(Objective):
Repeat the lines below exactly as they appear, but leave out the images.

(Data extract):
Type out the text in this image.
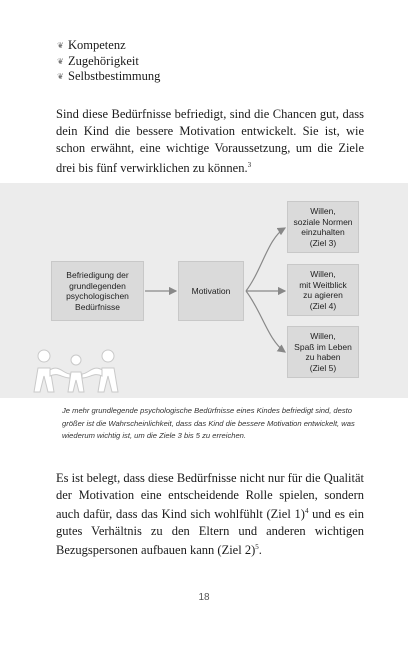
❦ Kompetenz
❦ Zugehörigkeit
❦ Selbstbestimmung

Sind diese Bedürfnisse befriedigt, sind die Chancen gut, dass dein Kind die bessere Motivation entwickelt. Sie ist, wie schon erwähnt, eine wichtige Voraussetzung, um die Ziele drei bis fünf verwirklichen zu können.$^3$

Befriedigung der
grundlegenden
psychologischen
Bedürfnisse
Motivation
Willen,
soziale Normen
einzuhalten
(Ziel 3)
Willen,
mit Weitblick
zu agieren
(Ziel 4)
Willen,
Spaß im Leben
zu haben
(Ziel 5)

Je mehr grundlegende psychologische Bedürfnisse eines Kindes befriedigt sind, desto größer ist die Wahrscheinlichkeit, dass das Kind die bessere Motivation entwickelt, was wiederum wichtig ist, um die Ziele 3 bis 5 zu erreichen.

Es ist belegt, dass diese Bedürfnisse nicht nur für die Qualität der Motivation eine entscheidende Rolle spielen, sondern auch dafür, dass das Kind sich wohlfühlt (Ziel 1)$^4$ und es ein gutes Verhältnis zu den Eltern und anderen wichtigen Bezugspersonen aufbauen kann (Ziel 2)$^5$.

18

(Completed task):
Type out the text in this image.
❦ Kompetenz
❦ Zugehörigkeit
❦ Selbstbestimmung

Sind diese Bedürfnisse befriedigt, sind die Chancen gut, dass dein Kind die bessere Motivation entwickelt. Sie ist, wie schon erwähnt, eine wichtige Voraussetzung, um die Ziele drei bis fünf verwirklichen zu können.$^3$

Befriedigung der
grundlegenden
psychologischen
Bedürfnisse
Motivation
Willen,
soziale Normen
einzuhalten
(Ziel 3)
Willen,
mit Weitblick
zu agieren
(Ziel 4)
Willen,
Spaß im Leben
zu haben
(Ziel 5)

Je mehr grundlegende psychologische Bedürfnisse eines Kindes befriedigt sind, desto größer ist die Wahrscheinlichkeit, dass das Kind die bessere Motivation entwickelt, was wiederum wichtig ist, um die Ziele 3 bis 5 zu erreichen.

Es ist belegt, dass diese Bedürfnisse nicht nur für die Qualität der Motivation eine entscheidende Rolle spielen, sondern auch dafür, dass das Kind sich wohlfühlt (Ziel 1)$^4$ und es ein gutes Verhältnis zu den Eltern und anderen wichtigen Bezugspersonen aufbauen kann (Ziel 2)$^5$.

18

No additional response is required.